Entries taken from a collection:
--

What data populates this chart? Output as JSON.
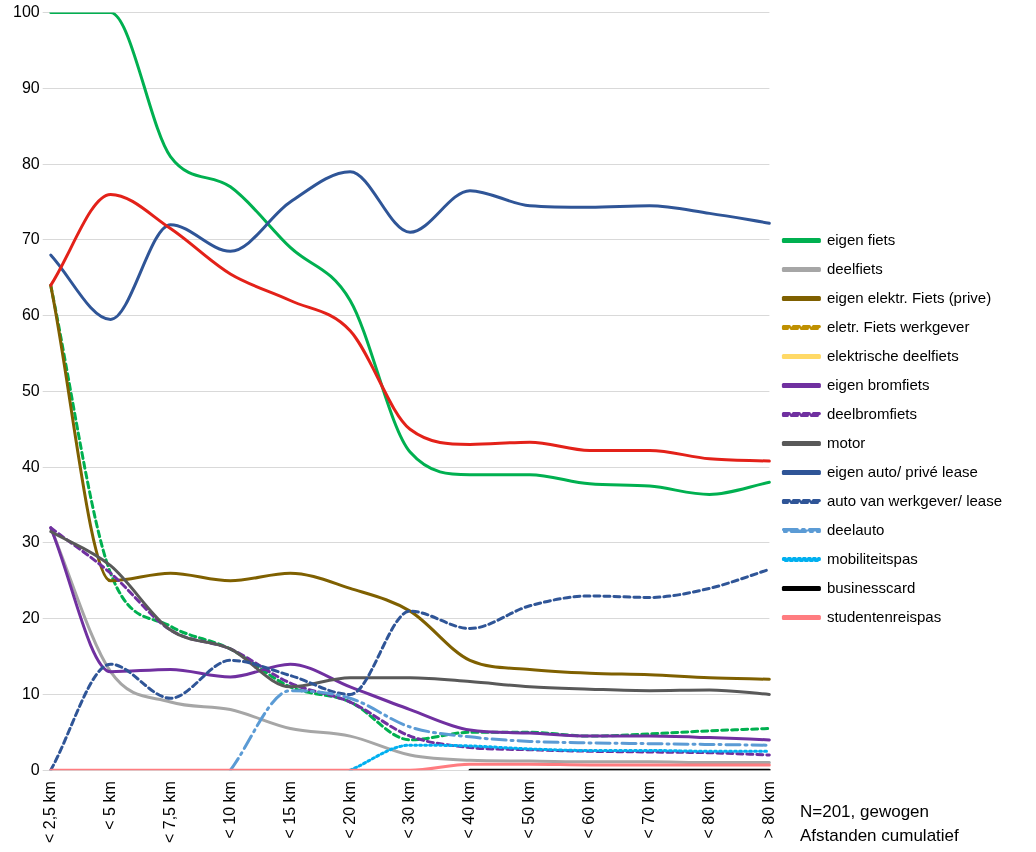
{
  "chart_data": {
    "type": "line",
    "categories": [
      "< 2,5 km",
      "< 5 km",
      "< 7,5 km",
      "< 10 km",
      "< 15 km",
      "< 20 km",
      "< 30 km",
      "< 40 km",
      "< 50 km",
      "< 60 km",
      "< 70 km",
      "< 80 km",
      "> 80 km"
    ],
    "ylim": [
      0,
      100
    ],
    "yticks": [
      0,
      10,
      20,
      30,
      40,
      50,
      60,
      70,
      80,
      90,
      100
    ],
    "grid": "y",
    "legend": "right",
    "marker": "none",
    "annotations": [
      "N=201, gewogen",
      "Afstanden cumulatief"
    ],
    "series": [
      {
        "name": "eigen fiets",
        "color": "#00b050",
        "values": [
          100,
          100,
          81,
          77,
          69,
          62,
          42,
          39,
          39,
          37.8,
          37.5,
          36.4,
          38
        ]
      },
      {
        "color": "#00b050",
        "line_style": "dashed",
        "values": [
          64,
          26,
          19,
          16,
          11,
          9,
          4,
          5,
          5,
          4.5,
          4.8,
          5.2,
          5.5
        ]
      },
      {
        "name": "deelfiets",
        "color": "#a6a6a6",
        "values": [
          32,
          13,
          9,
          8,
          5.5,
          4.5,
          2,
          1.3,
          1.2,
          1.1,
          1.1,
          1,
          1
        ]
      },
      {
        "name": "eigen elektr. Fiets (prive)",
        "color": "#7f6000",
        "values": [
          64,
          25,
          26,
          25,
          26,
          24,
          21,
          14.5,
          13.3,
          12.8,
          12.6,
          12.2,
          12
        ]
      },
      {
        "name": "eletr. Fiets werkgever",
        "color": "#bf9000",
        "line_style": "dashed",
        "values": [
          null,
          null,
          null,
          null,
          null,
          null,
          null,
          null,
          null,
          null,
          null,
          null,
          null
        ]
      },
      {
        "name": "elektrische deelfiets",
        "color": "#ffd966",
        "values": [
          null,
          null,
          null,
          null,
          null,
          null,
          null,
          null,
          null,
          null,
          null,
          null,
          null
        ]
      },
      {
        "name": "eigen bromfiets",
        "color": "#7030a0",
        "values": [
          32,
          13,
          13.3,
          12.3,
          14,
          11,
          8,
          5.3,
          4.9,
          4.5,
          4.5,
          4.3,
          4
        ]
      },
      {
        "name": "deelbromfiets",
        "color": "#7030a0",
        "line_style": "dashed",
        "values": [
          32,
          26,
          18.5,
          16,
          11.5,
          9,
          4.5,
          3,
          2.7,
          2.5,
          2.4,
          2.3,
          2
        ]
      },
      {
        "name": "motor",
        "color": "#595959",
        "values": [
          31.5,
          27,
          18.5,
          16,
          11,
          12.2,
          12.2,
          11.7,
          11,
          10.7,
          10.5,
          10.6,
          10
        ]
      },
      {
        "name": "eigen auto/ privé lease",
        "color": "#2f5597",
        "values": [
          68,
          59.5,
          72,
          68.5,
          75,
          79,
          71,
          76.5,
          74.5,
          74.3,
          74.5,
          73.5,
          72.2
        ]
      },
      {
        "name": "auto van werkgever/ lease",
        "color": "#2f5597",
        "line_style": "dashed",
        "values": [
          0,
          14,
          9.5,
          14.5,
          12.5,
          10,
          21,
          18.7,
          21.7,
          23,
          22.8,
          24,
          26.5
        ]
      },
      {
        "name": "deelauto",
        "color": "#5b9bd5",
        "line_style": "dashdot",
        "values": [
          null,
          null,
          null,
          0,
          10.5,
          9.5,
          5.7,
          4.4,
          3.8,
          3.6,
          3.5,
          3.4,
          3.3
        ]
      },
      {
        "name": "mobiliteitspas",
        "color": "#00b0f0",
        "line_style": "dotted",
        "values": [
          null,
          null,
          null,
          null,
          null,
          0,
          3.3,
          3.2,
          2.8,
          2.6,
          2.6,
          2.5,
          2.5
        ]
      },
      {
        "color": "#e32119",
        "values": [
          64,
          76,
          71.5,
          65.5,
          62,
          58,
          45,
          43,
          43.3,
          42.2,
          42.2,
          41.1,
          40.8
        ]
      },
      {
        "name": "businesscard",
        "color": "#000000",
        "values": [
          null,
          null,
          null,
          null,
          null,
          null,
          null,
          0,
          0,
          0,
          0,
          0,
          0
        ]
      },
      {
        "name": "studentenreispas",
        "color": "#ff7c80",
        "values": [
          0,
          0,
          0,
          0,
          0,
          0,
          0,
          0.8,
          0.8,
          0.7,
          0.7,
          0.7,
          0.7
        ]
      }
    ]
  }
}
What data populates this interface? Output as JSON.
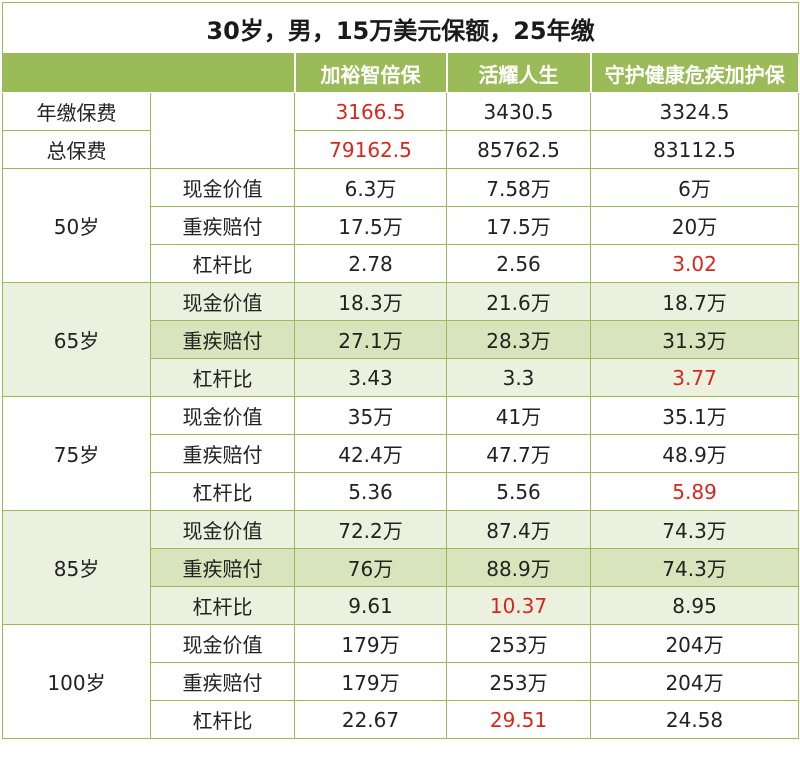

--

Task objective: Give only the number of lines in the preceding material that contain the string "populates".

Completed task: 2